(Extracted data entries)

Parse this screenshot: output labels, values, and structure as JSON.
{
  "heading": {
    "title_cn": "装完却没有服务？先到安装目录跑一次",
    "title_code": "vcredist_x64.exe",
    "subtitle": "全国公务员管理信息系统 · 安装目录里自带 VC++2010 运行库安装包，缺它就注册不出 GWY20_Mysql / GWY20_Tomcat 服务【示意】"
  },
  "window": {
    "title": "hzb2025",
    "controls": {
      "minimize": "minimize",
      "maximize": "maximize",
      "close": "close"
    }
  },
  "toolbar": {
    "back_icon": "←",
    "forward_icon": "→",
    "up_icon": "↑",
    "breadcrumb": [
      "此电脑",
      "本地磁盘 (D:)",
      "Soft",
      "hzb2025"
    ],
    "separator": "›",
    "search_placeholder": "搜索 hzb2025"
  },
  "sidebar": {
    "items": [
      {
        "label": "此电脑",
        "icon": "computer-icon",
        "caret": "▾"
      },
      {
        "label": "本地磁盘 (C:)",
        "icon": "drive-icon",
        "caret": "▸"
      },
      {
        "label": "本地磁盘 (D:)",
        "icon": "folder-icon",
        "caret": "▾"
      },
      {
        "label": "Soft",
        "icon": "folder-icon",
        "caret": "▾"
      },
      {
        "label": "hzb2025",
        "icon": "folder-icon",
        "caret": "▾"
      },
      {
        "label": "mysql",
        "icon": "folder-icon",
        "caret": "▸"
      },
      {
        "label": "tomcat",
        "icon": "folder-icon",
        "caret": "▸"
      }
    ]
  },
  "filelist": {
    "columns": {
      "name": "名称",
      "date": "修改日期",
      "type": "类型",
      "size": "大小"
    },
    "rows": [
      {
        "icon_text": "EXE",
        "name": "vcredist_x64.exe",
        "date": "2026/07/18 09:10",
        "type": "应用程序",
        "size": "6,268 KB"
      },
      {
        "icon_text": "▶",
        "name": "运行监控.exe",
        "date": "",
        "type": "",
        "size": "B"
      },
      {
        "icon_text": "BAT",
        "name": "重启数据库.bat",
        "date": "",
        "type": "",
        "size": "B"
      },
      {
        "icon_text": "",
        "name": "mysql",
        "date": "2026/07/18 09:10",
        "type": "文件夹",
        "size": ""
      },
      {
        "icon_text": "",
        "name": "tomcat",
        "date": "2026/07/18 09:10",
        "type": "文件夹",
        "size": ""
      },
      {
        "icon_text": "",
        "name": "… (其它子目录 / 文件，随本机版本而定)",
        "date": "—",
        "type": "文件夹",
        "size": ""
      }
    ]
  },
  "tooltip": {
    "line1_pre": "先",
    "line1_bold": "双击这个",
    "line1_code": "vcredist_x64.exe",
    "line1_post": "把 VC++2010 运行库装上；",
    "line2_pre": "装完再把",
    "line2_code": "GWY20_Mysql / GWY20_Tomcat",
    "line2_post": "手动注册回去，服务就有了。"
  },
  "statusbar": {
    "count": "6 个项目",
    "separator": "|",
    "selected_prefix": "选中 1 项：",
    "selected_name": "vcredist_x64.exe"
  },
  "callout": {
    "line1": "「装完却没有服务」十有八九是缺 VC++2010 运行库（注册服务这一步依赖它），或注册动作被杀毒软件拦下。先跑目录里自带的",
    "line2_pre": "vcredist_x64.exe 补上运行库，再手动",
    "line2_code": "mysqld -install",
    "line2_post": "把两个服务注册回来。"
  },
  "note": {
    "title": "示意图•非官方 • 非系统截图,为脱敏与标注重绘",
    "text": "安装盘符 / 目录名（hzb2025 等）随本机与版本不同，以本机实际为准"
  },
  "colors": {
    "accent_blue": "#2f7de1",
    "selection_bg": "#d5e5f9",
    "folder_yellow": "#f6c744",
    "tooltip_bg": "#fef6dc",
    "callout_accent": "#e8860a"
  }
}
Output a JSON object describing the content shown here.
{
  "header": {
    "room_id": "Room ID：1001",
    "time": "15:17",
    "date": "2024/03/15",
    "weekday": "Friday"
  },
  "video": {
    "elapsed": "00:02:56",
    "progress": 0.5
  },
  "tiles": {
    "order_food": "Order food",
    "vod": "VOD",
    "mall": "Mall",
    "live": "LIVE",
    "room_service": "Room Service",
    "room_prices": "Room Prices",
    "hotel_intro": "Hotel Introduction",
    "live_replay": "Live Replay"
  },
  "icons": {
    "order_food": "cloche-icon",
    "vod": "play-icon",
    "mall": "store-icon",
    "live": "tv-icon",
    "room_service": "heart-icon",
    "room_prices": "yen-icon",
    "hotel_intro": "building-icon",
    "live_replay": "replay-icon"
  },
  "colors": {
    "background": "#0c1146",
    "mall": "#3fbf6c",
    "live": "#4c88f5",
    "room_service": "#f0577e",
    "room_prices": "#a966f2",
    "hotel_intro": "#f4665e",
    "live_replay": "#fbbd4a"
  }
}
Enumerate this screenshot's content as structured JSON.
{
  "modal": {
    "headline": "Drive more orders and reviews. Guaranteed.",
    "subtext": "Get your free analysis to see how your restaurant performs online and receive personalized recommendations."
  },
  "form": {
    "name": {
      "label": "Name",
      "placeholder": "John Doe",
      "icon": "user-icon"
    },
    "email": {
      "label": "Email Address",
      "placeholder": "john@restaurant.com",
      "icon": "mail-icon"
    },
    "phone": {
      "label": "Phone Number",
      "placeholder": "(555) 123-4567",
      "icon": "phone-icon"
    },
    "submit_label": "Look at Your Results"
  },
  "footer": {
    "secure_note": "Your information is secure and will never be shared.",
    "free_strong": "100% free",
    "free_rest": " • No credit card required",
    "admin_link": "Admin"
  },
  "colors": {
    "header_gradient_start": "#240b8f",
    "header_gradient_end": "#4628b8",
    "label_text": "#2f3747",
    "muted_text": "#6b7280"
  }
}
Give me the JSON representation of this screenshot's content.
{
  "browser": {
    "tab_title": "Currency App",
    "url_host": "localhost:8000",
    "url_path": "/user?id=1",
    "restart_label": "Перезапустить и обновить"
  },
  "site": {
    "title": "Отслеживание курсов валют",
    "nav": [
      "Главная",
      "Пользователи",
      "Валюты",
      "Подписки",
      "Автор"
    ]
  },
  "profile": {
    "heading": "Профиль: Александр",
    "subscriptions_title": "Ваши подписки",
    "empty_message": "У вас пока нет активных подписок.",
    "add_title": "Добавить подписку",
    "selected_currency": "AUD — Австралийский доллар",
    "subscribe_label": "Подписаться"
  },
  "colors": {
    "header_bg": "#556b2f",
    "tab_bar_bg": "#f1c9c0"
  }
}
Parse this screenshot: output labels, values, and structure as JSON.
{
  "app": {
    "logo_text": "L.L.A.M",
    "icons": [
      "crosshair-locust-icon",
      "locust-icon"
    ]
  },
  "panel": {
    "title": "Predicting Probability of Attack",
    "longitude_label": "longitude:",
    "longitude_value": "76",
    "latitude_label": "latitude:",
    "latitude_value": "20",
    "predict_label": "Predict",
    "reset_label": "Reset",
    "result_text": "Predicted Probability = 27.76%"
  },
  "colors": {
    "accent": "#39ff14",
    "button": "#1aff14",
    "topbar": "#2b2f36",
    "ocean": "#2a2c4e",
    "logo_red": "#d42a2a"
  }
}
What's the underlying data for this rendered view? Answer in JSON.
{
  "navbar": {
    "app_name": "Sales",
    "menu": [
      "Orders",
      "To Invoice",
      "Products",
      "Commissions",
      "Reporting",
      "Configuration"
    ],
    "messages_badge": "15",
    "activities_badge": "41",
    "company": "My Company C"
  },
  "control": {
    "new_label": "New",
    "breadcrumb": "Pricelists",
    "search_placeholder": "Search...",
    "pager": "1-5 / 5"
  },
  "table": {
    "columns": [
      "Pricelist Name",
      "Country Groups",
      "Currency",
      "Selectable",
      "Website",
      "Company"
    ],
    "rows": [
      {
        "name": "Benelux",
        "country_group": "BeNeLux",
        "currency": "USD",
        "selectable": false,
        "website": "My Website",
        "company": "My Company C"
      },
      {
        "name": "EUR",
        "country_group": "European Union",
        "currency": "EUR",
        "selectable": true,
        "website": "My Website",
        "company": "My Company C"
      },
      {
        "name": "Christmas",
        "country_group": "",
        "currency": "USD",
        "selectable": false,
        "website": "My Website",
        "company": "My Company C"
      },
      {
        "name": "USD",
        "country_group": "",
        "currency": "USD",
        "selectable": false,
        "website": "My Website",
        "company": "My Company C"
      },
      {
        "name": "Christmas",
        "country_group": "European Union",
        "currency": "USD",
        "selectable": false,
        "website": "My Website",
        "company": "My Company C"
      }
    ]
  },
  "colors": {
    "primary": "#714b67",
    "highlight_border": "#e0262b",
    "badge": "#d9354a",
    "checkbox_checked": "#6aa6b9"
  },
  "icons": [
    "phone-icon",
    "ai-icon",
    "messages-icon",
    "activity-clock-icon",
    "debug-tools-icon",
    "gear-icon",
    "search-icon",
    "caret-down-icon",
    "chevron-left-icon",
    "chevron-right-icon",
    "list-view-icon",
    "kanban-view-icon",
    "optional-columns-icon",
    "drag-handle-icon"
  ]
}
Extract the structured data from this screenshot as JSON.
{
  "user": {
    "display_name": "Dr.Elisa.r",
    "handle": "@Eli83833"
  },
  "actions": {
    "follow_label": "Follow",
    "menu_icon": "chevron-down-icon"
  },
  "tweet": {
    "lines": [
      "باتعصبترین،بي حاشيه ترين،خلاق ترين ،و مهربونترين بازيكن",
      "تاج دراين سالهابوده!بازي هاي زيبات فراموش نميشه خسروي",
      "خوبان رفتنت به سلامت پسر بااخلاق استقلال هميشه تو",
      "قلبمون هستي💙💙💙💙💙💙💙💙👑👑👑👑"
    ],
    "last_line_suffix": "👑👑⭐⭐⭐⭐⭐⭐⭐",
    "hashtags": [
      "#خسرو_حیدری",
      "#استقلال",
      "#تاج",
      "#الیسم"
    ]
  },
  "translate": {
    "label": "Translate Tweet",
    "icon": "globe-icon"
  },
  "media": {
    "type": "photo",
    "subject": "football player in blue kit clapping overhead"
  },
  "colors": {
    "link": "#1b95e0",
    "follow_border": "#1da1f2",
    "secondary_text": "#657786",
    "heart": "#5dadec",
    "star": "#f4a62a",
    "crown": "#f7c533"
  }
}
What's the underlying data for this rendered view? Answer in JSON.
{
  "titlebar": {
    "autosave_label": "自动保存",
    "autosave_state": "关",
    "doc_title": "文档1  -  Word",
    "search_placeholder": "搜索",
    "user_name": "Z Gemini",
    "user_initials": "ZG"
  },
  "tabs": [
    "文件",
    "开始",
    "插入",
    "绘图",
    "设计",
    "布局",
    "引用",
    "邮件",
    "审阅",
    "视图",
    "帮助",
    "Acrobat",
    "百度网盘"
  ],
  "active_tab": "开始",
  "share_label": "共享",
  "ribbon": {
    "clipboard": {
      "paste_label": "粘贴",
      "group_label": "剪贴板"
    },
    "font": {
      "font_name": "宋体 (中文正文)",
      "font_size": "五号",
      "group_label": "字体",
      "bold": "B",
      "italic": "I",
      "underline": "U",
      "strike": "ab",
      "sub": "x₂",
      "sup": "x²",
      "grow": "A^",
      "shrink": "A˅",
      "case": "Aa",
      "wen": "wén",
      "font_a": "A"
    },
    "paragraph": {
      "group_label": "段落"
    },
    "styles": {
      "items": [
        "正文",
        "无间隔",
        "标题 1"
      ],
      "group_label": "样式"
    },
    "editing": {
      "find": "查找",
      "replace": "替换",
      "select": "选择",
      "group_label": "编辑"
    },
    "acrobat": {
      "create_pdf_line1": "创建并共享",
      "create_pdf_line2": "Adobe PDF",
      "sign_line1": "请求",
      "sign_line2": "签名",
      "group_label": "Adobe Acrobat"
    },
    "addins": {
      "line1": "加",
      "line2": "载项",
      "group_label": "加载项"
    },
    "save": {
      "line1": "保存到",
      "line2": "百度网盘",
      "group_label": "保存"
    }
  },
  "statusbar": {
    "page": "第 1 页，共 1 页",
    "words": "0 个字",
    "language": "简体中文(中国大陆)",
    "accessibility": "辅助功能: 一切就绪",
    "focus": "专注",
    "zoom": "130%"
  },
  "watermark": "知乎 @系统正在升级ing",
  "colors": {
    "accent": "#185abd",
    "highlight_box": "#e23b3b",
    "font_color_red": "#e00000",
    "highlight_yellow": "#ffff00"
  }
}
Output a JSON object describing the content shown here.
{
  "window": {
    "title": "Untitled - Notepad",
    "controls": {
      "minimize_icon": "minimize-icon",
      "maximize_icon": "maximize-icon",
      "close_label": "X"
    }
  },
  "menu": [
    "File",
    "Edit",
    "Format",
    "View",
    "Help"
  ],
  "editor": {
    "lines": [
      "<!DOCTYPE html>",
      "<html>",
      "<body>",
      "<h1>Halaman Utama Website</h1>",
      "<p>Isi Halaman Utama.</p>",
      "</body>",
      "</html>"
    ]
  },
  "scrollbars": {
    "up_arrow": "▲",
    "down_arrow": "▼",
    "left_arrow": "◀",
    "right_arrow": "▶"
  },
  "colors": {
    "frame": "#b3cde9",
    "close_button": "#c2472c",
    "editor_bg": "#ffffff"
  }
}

**Task to carry out:**
Look through the listing and extract every line with "heading" in it.

**Reply to the exercise:**
  "heading": {
    "heading": "Профиль: Александр",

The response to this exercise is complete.